- [TASK]
Copy the listing from the line containing "body-paragraph-2: قال مطرف" through the line containing "scan-speck (920, 150, 922, 152)", and replace "scan-speck" with "scan-dot" without changing anything else. Give only those lines.

- [STORED ROWS]
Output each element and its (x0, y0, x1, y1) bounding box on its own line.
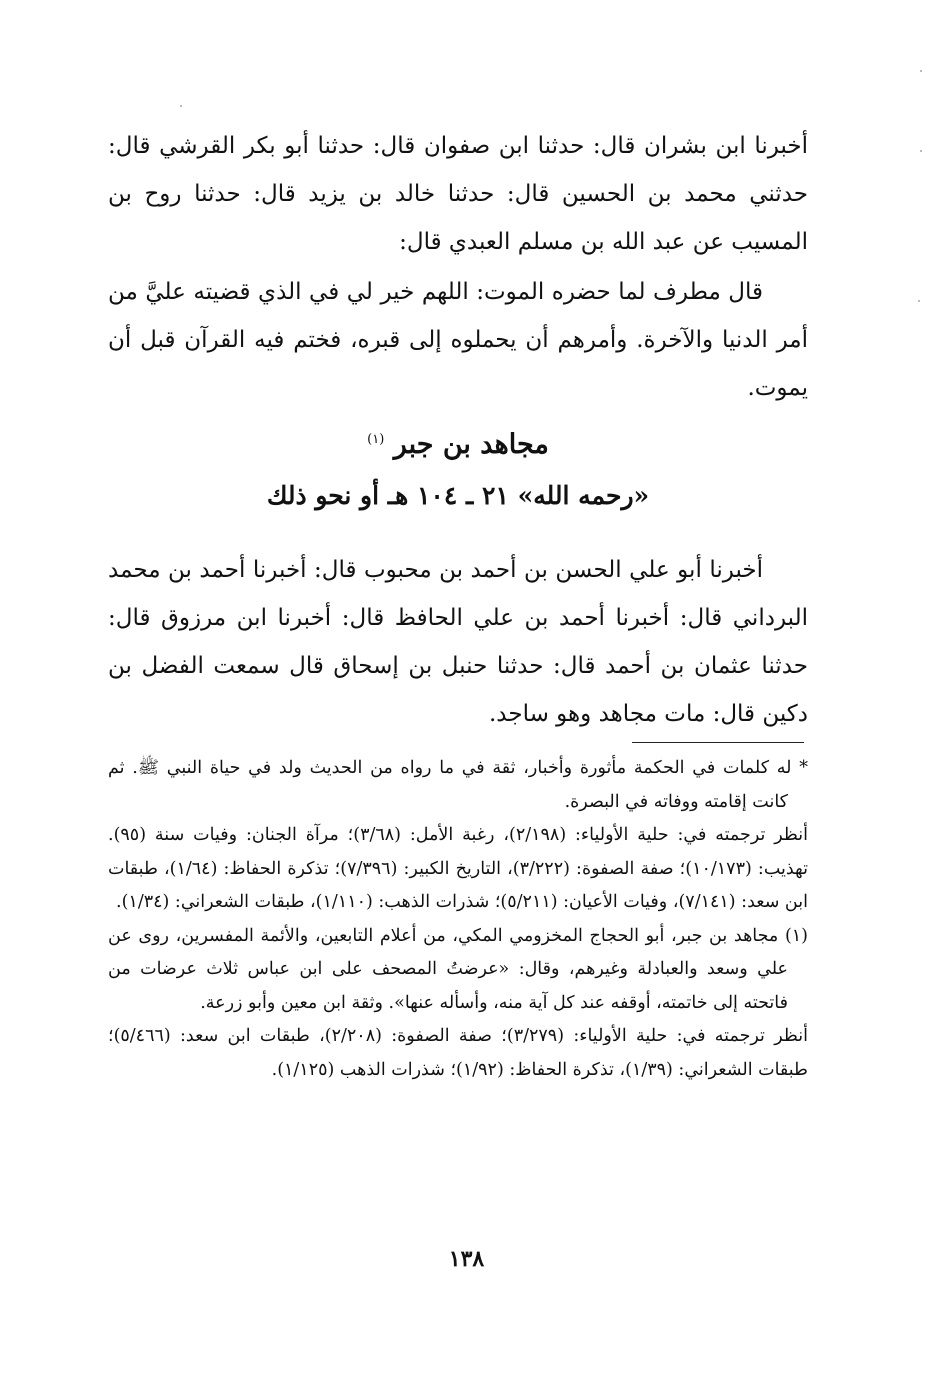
body-paragraph-2: قال مطرف لما حضره الموت: اللهم خير لي في الذي قضيته عليَّ من أمر الدنيا والآخرة. وأمرهم أن يحملوه إلى قبره، فختم فيه القرآن قبل أن يموت. (108, 279, 808, 401)
scan-speck (920, 70, 922, 72)
section-title (108, 418, 808, 467)
scan-speck (180, 105, 182, 107)
footnotes (108, 752, 808, 1087)
section-title-text: مجاهد بن جبر (393, 429, 549, 460)
footnote-1: (١) مجاهد بن جبر، أبو الحجاج المخزومي المكي، من أعلام التابعين، والأئمة المفسرين، روى عن علي وسعد والعبادلة وغيرهم، وقال: «عرضتُ المصحف على ابن عباس ثلاث عرضات من فاتحته إلى خاتمته، أوقفه عند كل آية منه، وأسأله عنها». وثقة ابن معين وأبو زرعة. (108, 925, 808, 1013)
footnote-1-sources: أنظر ترجمته في: حلية الأولياء: (٣/٢٧٩)؛ صفة الصفوة: (٢/٢٠٨)، طبقات ابن سعد: (٥/٤٦٦)؛ طبقات الشعراني: (١/٣٩)، تذكرة الحفاظ: (١/٩٢)؛ شذرات الذهب (١/١٢٥). (108, 1026, 808, 1080)
scan-speck (920, 150, 922, 152)
footnote-sources: أنظر ترجمته في: حلية الأولياء: (٢/١٩٨)، رغبة الأمل: (٣/٦٨)؛ مرآة الجنان: وفيات سنة (٩٥). تهذيب: (١٠/١٧٣)؛ صفة الصفوة: (٣/٢٢٢)، التاريخ الكبير: (٧/٣٩٦)؛ تذكرة الحفاظ: (١/٦٤)، طبقات ابن سعد: (٧/١٤١)، وفيات الأعيان: (٥/٢١١)؛ شذرات الذهب: (١/١١٠)، طبقات الشعراني: (١/٣٤). (108, 825, 808, 912)
footnote-biography: * له كلمات في الحكمة مأثورة وأخبار، ثقة في ما رواه من الحديث ولد في حياة النبي ﷺ. ثم كانت إقامته ووفاته في البصرة. (108, 758, 808, 812)
scan-speck (918, 300, 920, 302)
footnote-separator (632, 742, 804, 743)
footnote-reference: (١) (367, 432, 385, 447)
section-subtitle: «رحمه الله» ٢١ ـ ١٠٤ هـ أو نحو ذلك (266, 481, 650, 510)
page-number: ١٣٨ (448, 1246, 485, 1272)
body-paragraph-1: أخبرنا ابن بشران قال: حدثنا ابن صفوان قال: حدثنا أبو بكر القرشي قال: حدثني محمد بن الحسين قال: حدثنا خالد بن يزيد قال: حدثنا روح بن المسيب عن عبد الله بن مسلم العبدي قال: (108, 133, 808, 255)
body-paragraph-3: أخبرنا أبو علي الحسن بن أحمد بن محبوب قال: أخبرنا أحمد بن محمد البرداني قال: أخبرنا أحمد بن علي الحافظ قال: أخبرنا ابن مرزوق قال: حدثنا عثمان بن أحمد قال: حدثنا حنبل بن إسحاق قال سمعت الفضل بن دكين قال: مات مجاهد وهو ساجد. (108, 557, 808, 727)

- [RESPONSE TO THIS TASK]
body-paragraph-2: قال مطرف لما حضره الموت: اللهم خير لي في الذي قضيته عليَّ من أمر الدنيا والآخرة. وأمرهم أن يحملوه إلى قبره، فختم فيه القرآن قبل أن يموت. (108, 279, 808, 401)
scan-dot (920, 70, 922, 72)
section-title (108, 418, 808, 467)
scan-dot (180, 105, 182, 107)
footnotes (108, 752, 808, 1087)
section-title-text: مجاهد بن جبر (393, 429, 549, 460)
footnote-1: (١) مجاهد بن جبر، أبو الحجاج المخزومي المكي، من أعلام التابعين، والأئمة المفسرين، روى عن علي وسعد والعبادلة وغيرهم، وقال: «عرضتُ المصحف على ابن عباس ثلاث عرضات من فاتحته إلى خاتمته، أوقفه عند كل آية منه، وأسأله عنها». وثقة ابن معين وأبو زرعة. (108, 925, 808, 1013)
footnote-1-sources: أنظر ترجمته في: حلية الأولياء: (٣/٢٧٩)؛ صفة الصفوة: (٢/٢٠٨)، طبقات ابن سعد: (٥/٤٦٦)؛ طبقات الشعراني: (١/٣٩)، تذكرة الحفاظ: (١/٩٢)؛ شذرات الذهب (١/١٢٥). (108, 1026, 808, 1080)
scan-dot (920, 150, 922, 152)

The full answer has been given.